== WORK TO COMPLETE ==
Locate the word "освоивших" in the data below, then copy every line that holds it.

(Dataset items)
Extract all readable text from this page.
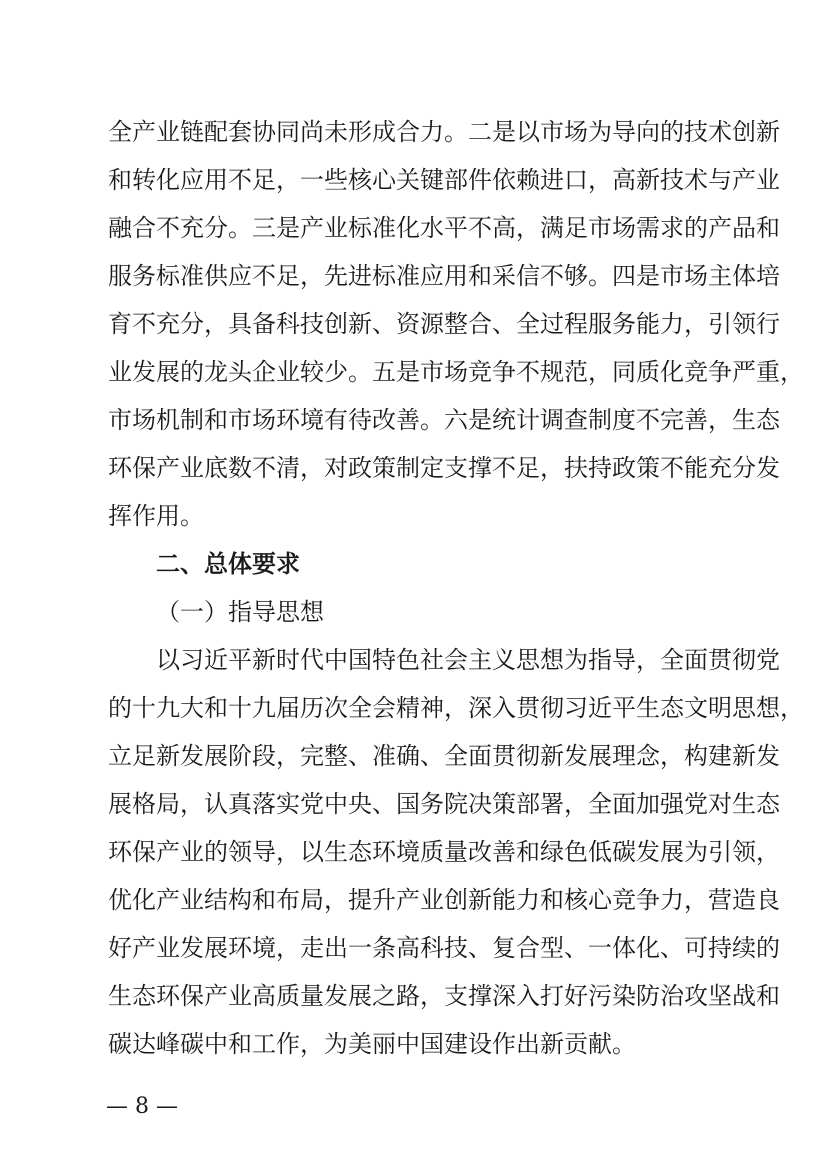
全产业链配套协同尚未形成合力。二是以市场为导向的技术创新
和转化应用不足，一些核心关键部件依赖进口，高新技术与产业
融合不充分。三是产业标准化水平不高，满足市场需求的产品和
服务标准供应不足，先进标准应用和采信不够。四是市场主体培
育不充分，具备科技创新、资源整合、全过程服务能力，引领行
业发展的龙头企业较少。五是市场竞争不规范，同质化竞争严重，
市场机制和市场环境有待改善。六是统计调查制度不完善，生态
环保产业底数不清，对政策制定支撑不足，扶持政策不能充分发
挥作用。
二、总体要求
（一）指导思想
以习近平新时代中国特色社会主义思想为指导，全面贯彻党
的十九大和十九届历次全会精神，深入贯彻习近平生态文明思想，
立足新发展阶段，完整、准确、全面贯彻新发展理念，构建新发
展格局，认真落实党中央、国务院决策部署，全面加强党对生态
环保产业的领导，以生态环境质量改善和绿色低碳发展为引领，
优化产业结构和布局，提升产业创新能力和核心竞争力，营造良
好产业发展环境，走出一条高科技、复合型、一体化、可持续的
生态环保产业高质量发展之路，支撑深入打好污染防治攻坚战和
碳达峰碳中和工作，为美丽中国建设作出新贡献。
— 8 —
==
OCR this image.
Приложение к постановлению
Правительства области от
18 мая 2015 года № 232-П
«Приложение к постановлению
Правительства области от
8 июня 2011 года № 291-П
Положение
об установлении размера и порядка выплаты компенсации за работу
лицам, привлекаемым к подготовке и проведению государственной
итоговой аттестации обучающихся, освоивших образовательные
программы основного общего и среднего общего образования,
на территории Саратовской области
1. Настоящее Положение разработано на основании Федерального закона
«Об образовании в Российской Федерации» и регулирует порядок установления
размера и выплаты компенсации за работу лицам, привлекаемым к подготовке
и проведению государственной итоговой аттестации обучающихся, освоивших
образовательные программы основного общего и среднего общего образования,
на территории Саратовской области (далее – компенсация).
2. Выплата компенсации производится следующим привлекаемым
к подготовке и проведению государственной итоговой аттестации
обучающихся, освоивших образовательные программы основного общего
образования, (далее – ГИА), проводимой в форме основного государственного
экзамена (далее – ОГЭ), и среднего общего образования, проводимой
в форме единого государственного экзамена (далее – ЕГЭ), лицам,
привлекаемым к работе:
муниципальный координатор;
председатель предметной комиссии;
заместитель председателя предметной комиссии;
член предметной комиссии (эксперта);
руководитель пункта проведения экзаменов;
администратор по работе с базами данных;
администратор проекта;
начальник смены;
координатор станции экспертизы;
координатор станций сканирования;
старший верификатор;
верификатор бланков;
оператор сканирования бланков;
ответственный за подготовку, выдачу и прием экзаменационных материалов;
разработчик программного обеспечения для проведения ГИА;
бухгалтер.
* * *
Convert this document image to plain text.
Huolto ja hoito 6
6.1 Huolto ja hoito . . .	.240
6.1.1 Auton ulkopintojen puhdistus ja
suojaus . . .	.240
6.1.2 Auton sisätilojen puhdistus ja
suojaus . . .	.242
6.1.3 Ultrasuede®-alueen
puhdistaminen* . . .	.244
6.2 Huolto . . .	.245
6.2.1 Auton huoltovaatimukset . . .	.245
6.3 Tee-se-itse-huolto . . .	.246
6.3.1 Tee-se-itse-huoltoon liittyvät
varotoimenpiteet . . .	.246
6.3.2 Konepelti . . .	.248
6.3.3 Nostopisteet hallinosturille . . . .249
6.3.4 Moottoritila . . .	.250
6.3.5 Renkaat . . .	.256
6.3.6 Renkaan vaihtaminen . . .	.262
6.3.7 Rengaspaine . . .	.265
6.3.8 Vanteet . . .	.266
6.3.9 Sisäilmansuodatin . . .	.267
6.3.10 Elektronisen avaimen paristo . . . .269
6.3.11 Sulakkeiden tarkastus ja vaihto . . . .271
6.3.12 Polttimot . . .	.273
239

== RESULT FOR THIS EXERCISE ==
итоговой аттестации обучающихся, освоивших образовательные
и проведению государственной итоговой аттестации обучающихся, освоивших
обучающихся, освоивших образовательные программы основного общего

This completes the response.